Objective: Gather all lines with "does" from the records.

--------------------------------

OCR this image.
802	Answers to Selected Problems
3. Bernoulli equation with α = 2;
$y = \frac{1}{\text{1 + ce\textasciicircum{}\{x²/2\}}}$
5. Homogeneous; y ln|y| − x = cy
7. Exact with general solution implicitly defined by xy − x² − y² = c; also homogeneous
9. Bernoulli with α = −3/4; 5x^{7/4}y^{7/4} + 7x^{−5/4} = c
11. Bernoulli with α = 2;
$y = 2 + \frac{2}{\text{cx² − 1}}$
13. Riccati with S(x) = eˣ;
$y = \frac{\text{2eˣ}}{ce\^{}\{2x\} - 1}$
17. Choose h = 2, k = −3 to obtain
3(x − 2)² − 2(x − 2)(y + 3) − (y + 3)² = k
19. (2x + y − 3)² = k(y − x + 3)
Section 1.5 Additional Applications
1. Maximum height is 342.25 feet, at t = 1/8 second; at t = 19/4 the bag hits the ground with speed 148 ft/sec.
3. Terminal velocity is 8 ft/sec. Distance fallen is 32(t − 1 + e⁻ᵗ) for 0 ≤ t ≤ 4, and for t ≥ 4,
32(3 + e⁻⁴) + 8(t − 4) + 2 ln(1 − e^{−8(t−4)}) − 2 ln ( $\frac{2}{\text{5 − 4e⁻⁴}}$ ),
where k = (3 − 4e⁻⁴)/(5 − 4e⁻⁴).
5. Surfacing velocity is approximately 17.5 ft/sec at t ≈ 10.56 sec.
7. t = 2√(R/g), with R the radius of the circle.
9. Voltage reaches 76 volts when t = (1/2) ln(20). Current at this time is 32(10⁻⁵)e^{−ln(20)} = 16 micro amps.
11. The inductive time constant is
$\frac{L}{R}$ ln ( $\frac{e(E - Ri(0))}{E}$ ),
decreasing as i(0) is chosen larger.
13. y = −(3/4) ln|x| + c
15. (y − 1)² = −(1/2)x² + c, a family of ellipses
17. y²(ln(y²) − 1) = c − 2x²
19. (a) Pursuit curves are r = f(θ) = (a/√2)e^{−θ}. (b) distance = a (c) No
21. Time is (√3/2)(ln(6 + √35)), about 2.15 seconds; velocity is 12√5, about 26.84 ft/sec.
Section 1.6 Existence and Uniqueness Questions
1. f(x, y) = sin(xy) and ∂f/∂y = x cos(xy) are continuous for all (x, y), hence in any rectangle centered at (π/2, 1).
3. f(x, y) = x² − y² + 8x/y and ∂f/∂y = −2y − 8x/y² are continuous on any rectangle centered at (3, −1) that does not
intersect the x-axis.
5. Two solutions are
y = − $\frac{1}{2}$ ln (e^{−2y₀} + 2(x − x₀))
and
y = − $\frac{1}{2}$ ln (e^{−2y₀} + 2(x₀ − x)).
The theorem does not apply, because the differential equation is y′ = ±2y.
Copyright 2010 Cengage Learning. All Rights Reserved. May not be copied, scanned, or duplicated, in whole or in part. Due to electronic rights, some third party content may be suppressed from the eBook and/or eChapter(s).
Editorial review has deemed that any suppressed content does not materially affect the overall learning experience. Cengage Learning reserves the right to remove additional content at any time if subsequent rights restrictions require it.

--------------------------------

Result for this task:
3. f(x, y) = x² − y² + 8x/y and ∂f/∂y = −2y − 8x/y² are continuous on any rectangle centered at (3, −1) that does not
The theorem does not apply, because the differential equation is y′ = ±2y.
Editorial review has deemed that any suppressed content does not materially affect the overall learning experience. Cengage Learning reserves the right to remove additional content at any time if subsequent rights restrictions require it.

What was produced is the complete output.